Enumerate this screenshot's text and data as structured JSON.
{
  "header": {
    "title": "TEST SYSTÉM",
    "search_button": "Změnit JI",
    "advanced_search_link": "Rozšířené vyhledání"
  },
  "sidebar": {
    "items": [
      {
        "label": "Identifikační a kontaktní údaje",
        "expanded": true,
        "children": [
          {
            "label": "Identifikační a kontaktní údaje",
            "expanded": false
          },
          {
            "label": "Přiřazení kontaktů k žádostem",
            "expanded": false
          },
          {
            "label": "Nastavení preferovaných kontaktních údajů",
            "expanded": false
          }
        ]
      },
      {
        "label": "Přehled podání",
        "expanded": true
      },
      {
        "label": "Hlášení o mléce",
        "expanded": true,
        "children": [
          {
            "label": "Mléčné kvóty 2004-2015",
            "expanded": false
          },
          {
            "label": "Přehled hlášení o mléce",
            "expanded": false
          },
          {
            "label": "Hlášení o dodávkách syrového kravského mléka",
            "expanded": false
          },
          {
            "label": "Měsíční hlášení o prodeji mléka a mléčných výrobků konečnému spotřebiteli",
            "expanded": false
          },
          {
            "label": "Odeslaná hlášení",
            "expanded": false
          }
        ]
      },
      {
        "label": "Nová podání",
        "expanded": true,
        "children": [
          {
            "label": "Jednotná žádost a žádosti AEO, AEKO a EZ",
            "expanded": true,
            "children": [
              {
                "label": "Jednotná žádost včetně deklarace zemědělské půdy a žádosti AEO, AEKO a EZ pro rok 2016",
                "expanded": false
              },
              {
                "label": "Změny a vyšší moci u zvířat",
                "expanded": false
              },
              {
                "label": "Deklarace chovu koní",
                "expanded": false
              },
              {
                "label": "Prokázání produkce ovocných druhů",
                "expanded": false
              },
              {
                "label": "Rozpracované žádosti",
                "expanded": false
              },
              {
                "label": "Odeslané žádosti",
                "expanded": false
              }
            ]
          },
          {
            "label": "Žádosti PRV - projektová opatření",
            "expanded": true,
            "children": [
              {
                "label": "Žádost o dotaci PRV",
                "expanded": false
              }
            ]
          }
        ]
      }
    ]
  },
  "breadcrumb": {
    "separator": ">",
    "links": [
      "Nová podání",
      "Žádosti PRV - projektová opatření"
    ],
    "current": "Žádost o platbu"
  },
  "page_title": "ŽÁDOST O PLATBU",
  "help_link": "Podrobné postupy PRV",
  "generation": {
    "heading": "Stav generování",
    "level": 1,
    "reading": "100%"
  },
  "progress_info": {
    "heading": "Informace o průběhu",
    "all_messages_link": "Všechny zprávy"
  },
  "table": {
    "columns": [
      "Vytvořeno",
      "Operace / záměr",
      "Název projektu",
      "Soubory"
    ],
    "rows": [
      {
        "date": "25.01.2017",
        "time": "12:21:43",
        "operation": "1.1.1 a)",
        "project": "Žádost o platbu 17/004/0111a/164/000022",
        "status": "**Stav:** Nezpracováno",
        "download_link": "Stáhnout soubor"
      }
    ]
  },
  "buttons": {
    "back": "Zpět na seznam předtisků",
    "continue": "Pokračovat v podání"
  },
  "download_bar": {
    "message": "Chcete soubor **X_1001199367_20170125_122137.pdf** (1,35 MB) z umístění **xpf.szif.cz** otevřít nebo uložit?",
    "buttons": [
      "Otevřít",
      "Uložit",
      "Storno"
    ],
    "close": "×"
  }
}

Short exercise:
Copy and report every line where the word "Jednotná" is present.

Solution:
            "label": "Jednotná žádost a žádosti AEO, AEKO a EZ",
                "label": "Jednotná žádost včetně deklarace zemědělské půdy a žádosti AEO, AEKO a EZ pro rok 2016",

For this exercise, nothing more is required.